• **Short task**: Print the listing below exactly.

• **Extracted entries**:
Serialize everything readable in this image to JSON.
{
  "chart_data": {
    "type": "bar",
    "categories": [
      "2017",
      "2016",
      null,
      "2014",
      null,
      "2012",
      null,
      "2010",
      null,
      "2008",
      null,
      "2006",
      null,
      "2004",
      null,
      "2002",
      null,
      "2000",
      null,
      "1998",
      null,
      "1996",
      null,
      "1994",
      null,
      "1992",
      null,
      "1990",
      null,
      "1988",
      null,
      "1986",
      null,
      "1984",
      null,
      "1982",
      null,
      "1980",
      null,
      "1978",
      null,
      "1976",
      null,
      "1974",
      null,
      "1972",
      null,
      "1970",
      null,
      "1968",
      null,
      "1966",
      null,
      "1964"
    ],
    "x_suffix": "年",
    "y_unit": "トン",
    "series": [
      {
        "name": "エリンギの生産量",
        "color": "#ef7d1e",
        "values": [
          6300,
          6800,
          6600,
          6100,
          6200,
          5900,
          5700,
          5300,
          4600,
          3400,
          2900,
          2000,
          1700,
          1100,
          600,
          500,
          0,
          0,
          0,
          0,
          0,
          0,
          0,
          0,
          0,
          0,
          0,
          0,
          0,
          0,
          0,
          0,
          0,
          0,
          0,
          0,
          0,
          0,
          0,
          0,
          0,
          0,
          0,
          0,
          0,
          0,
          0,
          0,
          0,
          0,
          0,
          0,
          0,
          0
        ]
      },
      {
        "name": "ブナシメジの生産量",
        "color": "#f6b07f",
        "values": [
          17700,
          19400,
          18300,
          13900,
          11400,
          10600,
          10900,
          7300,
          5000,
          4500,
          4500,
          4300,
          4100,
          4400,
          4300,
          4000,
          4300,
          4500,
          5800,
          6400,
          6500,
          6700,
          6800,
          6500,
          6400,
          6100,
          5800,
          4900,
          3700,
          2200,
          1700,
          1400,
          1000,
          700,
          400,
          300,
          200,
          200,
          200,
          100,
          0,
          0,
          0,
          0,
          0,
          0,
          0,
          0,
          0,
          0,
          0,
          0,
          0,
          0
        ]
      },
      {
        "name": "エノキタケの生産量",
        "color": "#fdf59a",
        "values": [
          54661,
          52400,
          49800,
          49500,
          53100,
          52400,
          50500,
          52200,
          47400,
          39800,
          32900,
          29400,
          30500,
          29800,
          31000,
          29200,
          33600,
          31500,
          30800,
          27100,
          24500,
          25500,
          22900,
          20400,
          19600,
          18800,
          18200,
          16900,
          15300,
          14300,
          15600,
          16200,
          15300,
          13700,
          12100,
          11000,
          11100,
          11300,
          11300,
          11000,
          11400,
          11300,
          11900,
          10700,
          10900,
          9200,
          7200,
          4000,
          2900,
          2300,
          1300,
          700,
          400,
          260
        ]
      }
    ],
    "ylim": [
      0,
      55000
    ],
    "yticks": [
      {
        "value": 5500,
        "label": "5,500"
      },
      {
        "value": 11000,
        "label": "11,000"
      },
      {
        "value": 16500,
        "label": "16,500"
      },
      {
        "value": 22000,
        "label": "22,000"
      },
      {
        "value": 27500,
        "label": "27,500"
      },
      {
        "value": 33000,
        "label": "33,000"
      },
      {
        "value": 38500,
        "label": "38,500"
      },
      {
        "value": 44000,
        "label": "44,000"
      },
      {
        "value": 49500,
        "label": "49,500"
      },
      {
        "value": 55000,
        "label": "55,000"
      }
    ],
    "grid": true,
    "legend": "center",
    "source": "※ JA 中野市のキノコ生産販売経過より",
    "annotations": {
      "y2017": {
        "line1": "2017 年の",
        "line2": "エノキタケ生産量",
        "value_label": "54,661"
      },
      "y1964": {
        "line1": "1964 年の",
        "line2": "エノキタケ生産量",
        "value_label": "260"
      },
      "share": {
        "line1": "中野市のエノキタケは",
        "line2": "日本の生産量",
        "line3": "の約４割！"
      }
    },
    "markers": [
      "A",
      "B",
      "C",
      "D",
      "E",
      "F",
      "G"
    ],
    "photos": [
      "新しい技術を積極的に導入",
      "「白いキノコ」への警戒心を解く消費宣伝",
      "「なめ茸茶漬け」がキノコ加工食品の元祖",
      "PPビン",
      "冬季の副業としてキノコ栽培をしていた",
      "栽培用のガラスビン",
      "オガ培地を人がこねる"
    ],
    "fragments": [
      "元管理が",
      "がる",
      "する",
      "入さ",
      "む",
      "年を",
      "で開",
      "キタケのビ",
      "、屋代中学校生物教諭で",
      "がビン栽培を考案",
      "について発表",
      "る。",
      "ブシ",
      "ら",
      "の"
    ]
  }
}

• **Solution for this problem**:
Serialize everything readable in this image to JSON.
{
  "chart_data": {
    "type": "bar",
    "categories": [
      "2017",
      "2016",
      null,
      "2014",
      null,
      "2012",
      null,
      "2010",
      null,
      "2008",
      null,
      "2006",
      null,
      "2004",
      null,
      "2002",
      null,
      "2000",
      null,
      "1998",
      null,
      "1996",
      null,
      "1994",
      null,
      "1992",
      null,
      "1990",
      null,
      "1988",
      null,
      "1986",
      null,
      "1984",
      null,
      "1982",
      null,
      "1980",
      null,
      "1978",
      null,
      "1976",
      null,
      "1974",
      null,
      "1972",
      null,
      "1970",
      null,
      "1968",
      null,
      "1966",
      null,
      "1964"
    ],
    "x_suffix": "年",
    "y_unit": "トン",
    "series": [
      {
        "name": "エリンギの生産量",
        "color": "#ef7d1e",
        "values": [
          6300,
          6800,
          6600,
          6100,
          6200,
          5900,
          5700,
          5300,
          4600,
          3400,
          2900,
          2000,
          1700,
          1100,
          600,
          500,
          0,
          0,
          0,
          0,
          0,
          0,
          0,
          0,
          0,
          0,
          0,
          0,
          0,
          0,
          0,
          0,
          0,
          0,
          0,
          0,
          0,
          0,
          0,
          0,
          0,
          0,
          0,
          0,
          0,
          0,
          0,
          0,
          0,
          0,
          0,
          0,
          0,
          0
        ]
      },
      {
        "name": "ブナシメジの生産量",
        "color": "#f6b07f",
        "values": [
          17700,
          19400,
          18300,
          13900,
          11400,
          10600,
          10900,
          7300,
          5000,
          4500,
          4500,
          4300,
          4100,
          4400,
          4300,
          4000,
          4300,
          4500,
          5800,
          6400,
          6500,
          6700,
          6800,
          6500,
          6400,
          6100,
          5800,
          4900,
          3700,
          2200,
          1700,
          1400,
          1000,
          700,
          400,
          300,
          200,
          200,
          200,
          100,
          0,
          0,
          0,
          0,
          0,
          0,
          0,
          0,
          0,
          0,
          0,
          0,
          0,
          0
        ]
      },
      {
        "name": "エノキタケの生産量",
        "color": "#fdf59a",
        "values": [
          54661,
          52400,
          49800,
          49500,
          53100,
          52400,
          50500,
          52200,
          47400,
          39800,
          32900,
          29400,
          30500,
          29800,
          31000,
          29200,
          33600,
          31500,
          30800,
          27100,
          24500,
          25500,
          22900,
          20400,
          19600,
          18800,
          18200,
          16900,
          15300,
          14300,
          15600,
          16200,
          15300,
          13700,
          12100,
          11000,
          11100,
          11300,
          11300,
          11000,
          11400,
          11300,
          11900,
          10700,
          10900,
          9200,
          7200,
          4000,
          2900,
          2300,
          1300,
          700,
          400,
          260
        ]
      }
    ],
    "ylim": [
      0,
      55000
    ],
    "yticks": [
      {
        "value": 5500,
        "label": "5,500"
      },
      {
        "value": 11000,
        "label": "11,000"
      },
      {
        "value": 16500,
        "label": "16,500"
      },
      {
        "value": 22000,
        "label": "22,000"
      },
      {
        "value": 27500,
        "label": "27,500"
      },
      {
        "value": 33000,
        "label": "33,000"
      },
      {
        "value": 38500,
        "label": "38,500"
      },
      {
        "value": 44000,
        "label": "44,000"
      },
      {
        "value": 49500,
        "label": "49,500"
      },
      {
        "value": 55000,
        "label": "55,000"
      }
    ],
    "grid": true,
    "legend": "center",
    "source": "※ JA 中野市のキノコ生産販売経過より",
    "annotations": {
      "y2017": {
        "line1": "2017 年の",
        "line2": "エノキタケ生産量",
        "value_label": "54,661"
      },
      "y1964": {
        "line1": "1964 年の",
        "line2": "エノキタケ生産量",
        "value_label": "260"
      },
      "share": {
        "line1": "中野市のエノキタケは",
        "line2": "日本の生産量",
        "line3": "の約４割！"
      }
    },
    "markers": [
      "A",
      "B",
      "C",
      "D",
      "E",
      "F",
      "G"
    ],
    "photos": [
      "新しい技術を積極的に導入",
      "「白いキノコ」への警戒心を解く消費宣伝",
      "「なめ茸茶漬け」がキノコ加工食品の元祖",
      "PPビン",
      "冬季の副業としてキノコ栽培をしていた",
      "栽培用のガラスビン",
      "オガ培地を人がこねる"
    ],
    "fragments": [
      "元管理が",
      "がる",
      "する",
      "入さ",
      "む",
      "年を",
      "で開",
      "キタケのビ",
      "、屋代中学校生物教諭で",
      "がビン栽培を考案",
      "について発表",
      "る。",
      "ブシ",
      "ら",
      "の"
    ]
  }
}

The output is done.